>> BEGIN Items

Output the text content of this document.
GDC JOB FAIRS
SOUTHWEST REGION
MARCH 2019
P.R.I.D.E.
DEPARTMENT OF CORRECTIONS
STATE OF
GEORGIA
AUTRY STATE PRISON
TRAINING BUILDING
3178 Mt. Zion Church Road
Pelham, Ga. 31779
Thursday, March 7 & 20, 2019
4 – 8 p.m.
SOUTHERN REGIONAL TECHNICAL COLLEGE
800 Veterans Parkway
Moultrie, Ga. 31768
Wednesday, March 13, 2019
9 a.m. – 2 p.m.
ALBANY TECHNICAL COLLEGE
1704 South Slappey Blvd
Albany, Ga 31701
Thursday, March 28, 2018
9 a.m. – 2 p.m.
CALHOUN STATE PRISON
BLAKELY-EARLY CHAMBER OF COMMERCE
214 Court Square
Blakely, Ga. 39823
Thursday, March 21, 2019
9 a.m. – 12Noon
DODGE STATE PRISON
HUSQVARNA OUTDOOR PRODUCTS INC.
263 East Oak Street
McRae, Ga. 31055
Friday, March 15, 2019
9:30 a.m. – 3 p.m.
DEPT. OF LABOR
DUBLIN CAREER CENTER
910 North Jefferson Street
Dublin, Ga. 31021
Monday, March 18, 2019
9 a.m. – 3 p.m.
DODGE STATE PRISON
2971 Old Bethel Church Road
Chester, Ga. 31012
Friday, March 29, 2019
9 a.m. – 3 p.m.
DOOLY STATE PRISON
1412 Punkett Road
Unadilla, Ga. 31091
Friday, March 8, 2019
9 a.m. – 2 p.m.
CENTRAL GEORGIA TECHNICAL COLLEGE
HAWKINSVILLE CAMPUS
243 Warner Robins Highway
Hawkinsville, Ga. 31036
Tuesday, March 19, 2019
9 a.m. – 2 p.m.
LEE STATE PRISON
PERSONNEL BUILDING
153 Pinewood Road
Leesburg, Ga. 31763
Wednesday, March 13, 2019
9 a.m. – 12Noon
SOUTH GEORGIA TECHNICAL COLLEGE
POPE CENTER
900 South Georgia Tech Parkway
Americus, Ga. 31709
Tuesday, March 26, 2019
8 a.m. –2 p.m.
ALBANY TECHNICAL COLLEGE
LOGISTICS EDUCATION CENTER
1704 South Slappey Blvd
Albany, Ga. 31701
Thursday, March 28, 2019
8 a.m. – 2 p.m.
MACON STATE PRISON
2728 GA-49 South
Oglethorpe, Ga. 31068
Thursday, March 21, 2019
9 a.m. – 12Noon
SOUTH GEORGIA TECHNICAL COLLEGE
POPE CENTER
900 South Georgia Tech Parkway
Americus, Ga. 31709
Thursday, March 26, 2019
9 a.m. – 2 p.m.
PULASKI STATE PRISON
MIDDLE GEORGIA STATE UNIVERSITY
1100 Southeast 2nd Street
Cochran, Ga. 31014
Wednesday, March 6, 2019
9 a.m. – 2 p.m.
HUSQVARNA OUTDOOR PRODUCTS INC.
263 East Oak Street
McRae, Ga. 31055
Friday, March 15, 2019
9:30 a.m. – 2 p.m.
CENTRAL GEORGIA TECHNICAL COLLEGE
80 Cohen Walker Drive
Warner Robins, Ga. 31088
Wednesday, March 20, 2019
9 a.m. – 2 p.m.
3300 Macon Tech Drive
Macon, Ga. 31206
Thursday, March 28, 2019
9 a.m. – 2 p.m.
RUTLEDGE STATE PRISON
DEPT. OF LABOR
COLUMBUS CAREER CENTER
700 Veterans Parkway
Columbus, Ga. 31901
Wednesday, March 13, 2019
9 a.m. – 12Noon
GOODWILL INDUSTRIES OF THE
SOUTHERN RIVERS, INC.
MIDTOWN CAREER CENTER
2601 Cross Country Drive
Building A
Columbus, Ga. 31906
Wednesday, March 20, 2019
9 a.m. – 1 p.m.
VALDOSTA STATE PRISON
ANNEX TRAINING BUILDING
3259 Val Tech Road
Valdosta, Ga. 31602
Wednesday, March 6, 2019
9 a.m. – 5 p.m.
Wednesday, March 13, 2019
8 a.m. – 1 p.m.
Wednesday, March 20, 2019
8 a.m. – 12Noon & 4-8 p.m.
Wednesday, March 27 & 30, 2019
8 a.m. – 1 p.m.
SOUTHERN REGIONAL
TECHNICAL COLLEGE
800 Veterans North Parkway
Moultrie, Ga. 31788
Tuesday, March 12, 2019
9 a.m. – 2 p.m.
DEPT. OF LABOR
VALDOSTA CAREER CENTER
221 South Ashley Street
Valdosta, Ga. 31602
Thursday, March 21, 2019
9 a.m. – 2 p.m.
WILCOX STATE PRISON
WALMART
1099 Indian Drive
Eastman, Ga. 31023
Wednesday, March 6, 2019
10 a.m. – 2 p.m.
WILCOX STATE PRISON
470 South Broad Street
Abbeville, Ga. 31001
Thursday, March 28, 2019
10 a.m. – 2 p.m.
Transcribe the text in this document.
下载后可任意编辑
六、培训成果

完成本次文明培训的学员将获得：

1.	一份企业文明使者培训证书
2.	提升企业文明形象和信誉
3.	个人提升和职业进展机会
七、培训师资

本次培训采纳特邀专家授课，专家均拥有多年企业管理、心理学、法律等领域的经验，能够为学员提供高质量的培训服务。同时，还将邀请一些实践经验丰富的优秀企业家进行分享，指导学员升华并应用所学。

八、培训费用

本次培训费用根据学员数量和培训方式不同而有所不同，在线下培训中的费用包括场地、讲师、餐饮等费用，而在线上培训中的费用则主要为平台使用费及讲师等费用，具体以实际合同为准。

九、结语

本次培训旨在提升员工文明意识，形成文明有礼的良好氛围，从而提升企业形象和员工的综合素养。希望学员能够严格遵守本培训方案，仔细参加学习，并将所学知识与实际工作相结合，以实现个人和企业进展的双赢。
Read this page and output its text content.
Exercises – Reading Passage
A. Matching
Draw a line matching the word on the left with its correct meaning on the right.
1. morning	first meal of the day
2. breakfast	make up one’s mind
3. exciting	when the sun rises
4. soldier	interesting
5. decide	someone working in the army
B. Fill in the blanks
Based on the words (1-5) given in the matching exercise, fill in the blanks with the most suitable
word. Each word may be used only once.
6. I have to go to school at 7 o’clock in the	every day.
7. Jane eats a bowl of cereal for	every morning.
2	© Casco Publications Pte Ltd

>> END Items

Give only the number of lines in the material above that hold the word "document".

> The reply: 2